-- start --

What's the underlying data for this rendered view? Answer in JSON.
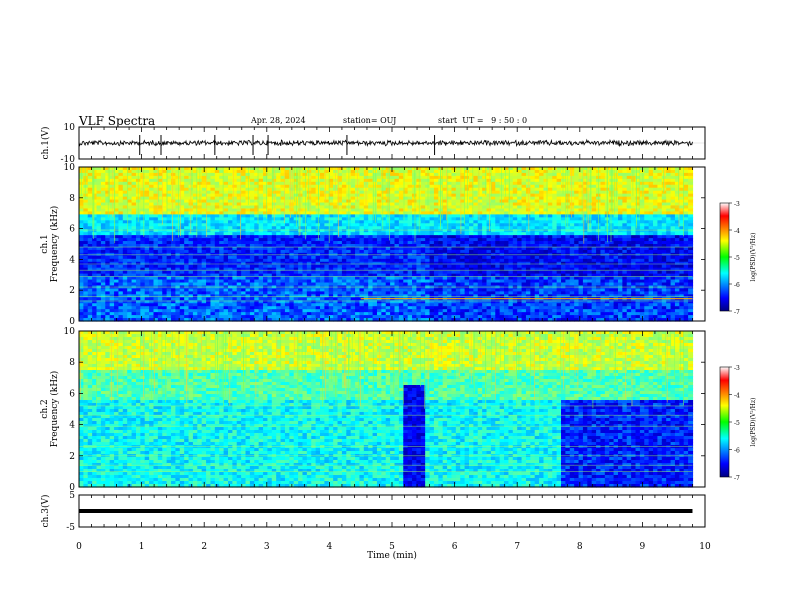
{
  "header": {
    "title": "VLF Spectra",
    "date": "Apr. 28, 2024",
    "station": "station= OUJ",
    "start": "start  UT =   9 : 50 : 0"
  },
  "chart_data": [
    {
      "type": "line",
      "panel": "ch1-waveform",
      "ylabel": "ch.1(V)",
      "yticks": [
        "10",
        "-10"
      ],
      "ylim": [
        -10,
        10
      ],
      "xlim": [
        0,
        10
      ],
      "x": [
        0,
        9.8
      ],
      "values": [
        0,
        0
      ],
      "color": "#000000"
    },
    {
      "type": "heatmap",
      "panel": "ch1-spectrogram",
      "ylabel_top": "ch.1",
      "ylabel": "Frequency (kHz)",
      "yticks": [
        "0",
        "2",
        "4",
        "6",
        "8",
        "10"
      ],
      "ylim": [
        0,
        10
      ],
      "xlim": [
        0,
        9.8
      ],
      "colorbar": {
        "label": "log(PSD)(V²/Hz)",
        "ticks": [
          "-3",
          "-4",
          "-5",
          "-6",
          "-7"
        ],
        "range": [
          -7,
          -3
        ]
      }
    },
    {
      "type": "heatmap",
      "panel": "ch2-spectrogram",
      "ylabel_top": "ch.2",
      "ylabel": "Frequency (kHz)",
      "yticks": [
        "0",
        "2",
        "4",
        "6",
        "8",
        "10"
      ],
      "ylim": [
        0,
        10
      ],
      "xlim": [
        0,
        9.8
      ],
      "colorbar": {
        "label": "log(PSD)(V²/Hz)",
        "ticks": [
          "-3",
          "-4",
          "-5",
          "-6",
          "-7"
        ],
        "range": [
          -7,
          -3
        ]
      }
    },
    {
      "type": "line",
      "panel": "ch3-waveform",
      "ylabel": "ch.3(V)",
      "yticks": [
        "5",
        "-5"
      ],
      "ylim": [
        -5,
        5
      ],
      "xlim": [
        0,
        10
      ],
      "x": [
        0,
        9.8
      ],
      "values": [
        0,
        0
      ],
      "color": "#000000"
    }
  ],
  "x_axis": {
    "label": "Time (min)",
    "ticks": [
      "0",
      "1",
      "2",
      "3",
      "4",
      "5",
      "6",
      "7",
      "8",
      "9",
      "10"
    ],
    "range": [
      0,
      10
    ]
  }
}
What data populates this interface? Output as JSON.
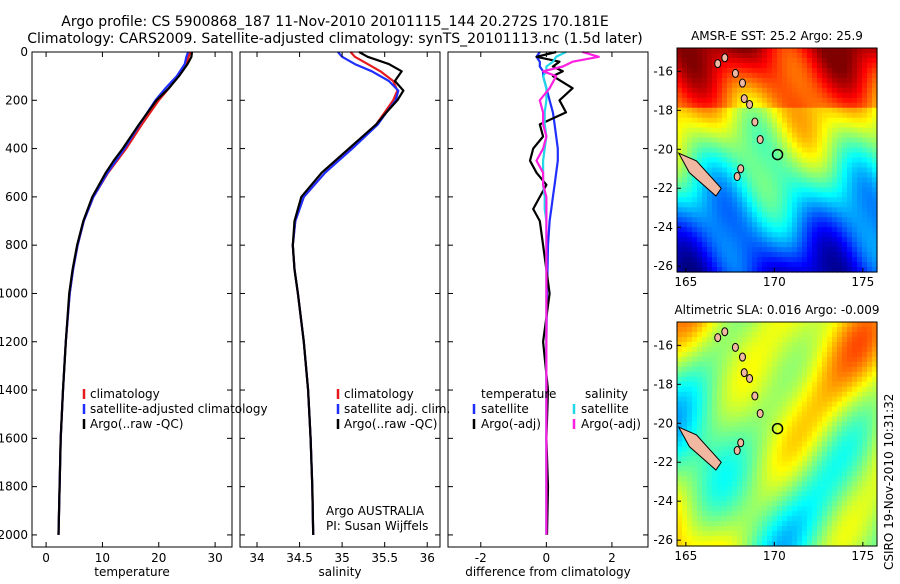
{
  "header": {
    "line1": "Argo profile: CS 5900868_187 11-Nov-2010 20101115_144 20.272S 170.181E",
    "line2": "Climatology: CARS2009. Satellite-adjusted climatology: synTS_20101113.nc (1.5d later)"
  },
  "side_stamp": "CSIRO 19-Nov-2010 10:31:32",
  "colors": {
    "climatology": "#e41a1c",
    "satellite": "#1f2fff",
    "argo": "#000000",
    "sat_salinity": "#22d8e8",
    "argo_salinity": "#ff1fe0",
    "axis": "#000000"
  },
  "chart_data": [
    {
      "id": "temperature",
      "type": "line",
      "xlabel": "temperature",
      "ylabel": "",
      "xlim": [
        -2.5,
        33
      ],
      "ylim": [
        2050,
        0
      ],
      "xticks": [
        "0",
        "10",
        "20",
        "30"
      ],
      "yticks": [
        "0",
        "200",
        "400",
        "600",
        "800",
        "1000",
        "1200",
        "1400",
        "1600",
        "1800",
        "2000"
      ],
      "legend": [
        "climatology",
        "satellite-adjusted climatology",
        "Argo(..raw -QC)"
      ],
      "depth": [
        0,
        20,
        50,
        100,
        150,
        200,
        300,
        400,
        450,
        500,
        600,
        700,
        800,
        900,
        1000,
        1200,
        1400,
        1600,
        1800,
        2000
      ],
      "series": [
        {
          "name": "climatology",
          "values": [
            25.6,
            25.3,
            24.8,
            23.4,
            21.8,
            20.0,
            17.0,
            14.2,
            12.6,
            11.0,
            8.4,
            6.7,
            5.6,
            4.8,
            4.2,
            3.5,
            3.0,
            2.6,
            2.4,
            2.2
          ]
        },
        {
          "name": "satellite-adjusted climatology",
          "values": [
            25.2,
            24.9,
            24.6,
            23.2,
            21.2,
            19.4,
            16.6,
            13.9,
            12.4,
            10.9,
            8.4,
            6.7,
            5.6,
            4.8,
            4.2,
            3.5,
            3.0,
            2.6,
            2.4,
            2.2
          ]
        },
        {
          "name": "Argo(..raw -QC)",
          "values": [
            25.9,
            25.8,
            25.1,
            23.6,
            21.8,
            19.6,
            16.5,
            13.6,
            12.0,
            10.6,
            8.2,
            6.6,
            5.5,
            4.7,
            4.1,
            3.5,
            3.0,
            2.6,
            2.4,
            2.2
          ]
        }
      ]
    },
    {
      "id": "salinity",
      "type": "line",
      "xlabel": "salinity",
      "ylabel": "",
      "xlim": [
        33.8,
        36.15
      ],
      "ylim": [
        2050,
        0
      ],
      "xticks": [
        "34",
        "34.5",
        "35",
        "35.5",
        "36"
      ],
      "legend": [
        "climatology",
        "satellite adj. clim.",
        "Argo(..raw -QC)"
      ],
      "annotation": [
        "Argo AUSTRALIA",
        "PI: Susan Wijffels"
      ],
      "depth": [
        0,
        20,
        50,
        80,
        120,
        160,
        200,
        250,
        300,
        400,
        500,
        600,
        700,
        800,
        900,
        1000,
        1200,
        1400,
        1600,
        1800,
        2000
      ],
      "series": [
        {
          "name": "climatology",
          "values": [
            35.1,
            35.15,
            35.3,
            35.45,
            35.6,
            35.65,
            35.6,
            35.5,
            35.4,
            35.1,
            34.8,
            34.55,
            34.45,
            34.42,
            34.44,
            34.48,
            34.55,
            34.6,
            34.63,
            34.65,
            34.66
          ]
        },
        {
          "name": "satellite adj. clim.",
          "values": [
            34.95,
            35.0,
            35.15,
            35.35,
            35.55,
            35.66,
            35.63,
            35.52,
            35.42,
            35.12,
            34.8,
            34.55,
            34.45,
            34.42,
            34.44,
            34.48,
            34.55,
            34.6,
            34.63,
            34.65,
            34.66
          ]
        },
        {
          "name": "Argo(..raw -QC)",
          "values": [
            35.2,
            35.3,
            35.55,
            35.7,
            35.62,
            35.72,
            35.65,
            35.52,
            35.4,
            35.08,
            34.76,
            34.52,
            34.44,
            34.42,
            34.44,
            34.48,
            34.55,
            34.6,
            34.63,
            34.65,
            34.66
          ]
        }
      ]
    },
    {
      "id": "difference",
      "type": "line",
      "xlabel": "difference from climatology",
      "ylabel": "",
      "xlim": [
        -3,
        3.1
      ],
      "ylim": [
        2050,
        0
      ],
      "xticks": [
        "-2",
        "0",
        "2"
      ],
      "legend_left_title": "temperature",
      "legend_right_title": "salinity",
      "legend": [
        "satellite",
        "Argo(-adj)",
        "satellite",
        "Argo(-adj)"
      ],
      "depth": [
        0,
        20,
        40,
        60,
        80,
        100,
        150,
        200,
        250,
        300,
        350,
        400,
        450,
        500,
        550,
        600,
        650,
        700,
        800,
        1000,
        1200,
        1400,
        1600,
        1800,
        2000
      ],
      "series": [
        {
          "name": "temperature satellite",
          "values": [
            -0.2,
            -0.3,
            -0.2,
            -0.2,
            -0.1,
            -0.1,
            0.0,
            0.1,
            0.2,
            0.25,
            0.3,
            0.35,
            0.35,
            0.3,
            0.25,
            0.2,
            0.15,
            0.1,
            0.05,
            0.02,
            0.0,
            0.0,
            0.0,
            0.0,
            0.0
          ]
        },
        {
          "name": "temperature Argo(-adj)",
          "values": [
            0.3,
            -0.3,
            0.4,
            0.2,
            0.5,
            0.2,
            0.8,
            0.4,
            0.6,
            -0.2,
            -0.1,
            -0.4,
            -0.5,
            -0.3,
            0.0,
            -0.2,
            -0.4,
            -0.2,
            -0.1,
            0.1,
            -0.1,
            0.05,
            0.0,
            0.05,
            0.02
          ]
        },
        {
          "name": "salinity satellite",
          "values": [
            0.6,
            0.3,
            0.2,
            0.0,
            0.0,
            -0.1,
            0.0,
            0.0,
            -0.05,
            -0.05,
            0.0,
            -0.05,
            -0.1,
            -0.1,
            -0.1,
            -0.05,
            -0.05,
            0.0,
            0.0,
            0.0,
            0.0,
            0.0,
            0.0,
            0.0,
            0.0
          ]
        },
        {
          "name": "salinity Argo(-adj)",
          "values": [
            1.1,
            1.6,
            0.8,
            0.5,
            -0.1,
            0.3,
            0.1,
            -0.2,
            -0.1,
            -0.1,
            0.0,
            -0.1,
            -0.3,
            -0.1,
            -0.1,
            0.0,
            0.0,
            0.0,
            0.0,
            0.0,
            0.0,
            0.0,
            0.0,
            0.0,
            0.0
          ]
        }
      ]
    },
    {
      "id": "sst_map",
      "type": "heatmap",
      "title": "AMSR-E SST: 25.2 Argo: 25.9",
      "xticks": [
        "165",
        "170",
        "175"
      ],
      "yticks": [
        "-16",
        "-18",
        "-20",
        "-22",
        "-24",
        "-26"
      ],
      "xlim": [
        164.5,
        175.8
      ],
      "ylim": [
        -26.3,
        -14.8
      ],
      "marker": {
        "lon": 170.181,
        "lat": -20.272
      }
    },
    {
      "id": "sla_map",
      "type": "heatmap",
      "title": "Altimetric SLA: 0.016 Argo: -0.009",
      "xticks": [
        "165",
        "170",
        "175"
      ],
      "yticks": [
        "-16",
        "-18",
        "-20",
        "-22",
        "-24",
        "-26"
      ],
      "xlim": [
        164.5,
        175.8
      ],
      "ylim": [
        -26.3,
        -14.8
      ],
      "marker": {
        "lon": 170.181,
        "lat": -20.272
      }
    }
  ]
}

-- end --

Task statement: Write out every line of the listing that holds the word "difference".

Solution to the exercise:
      "id": "difference",
      "xlabel": "difference from climatology",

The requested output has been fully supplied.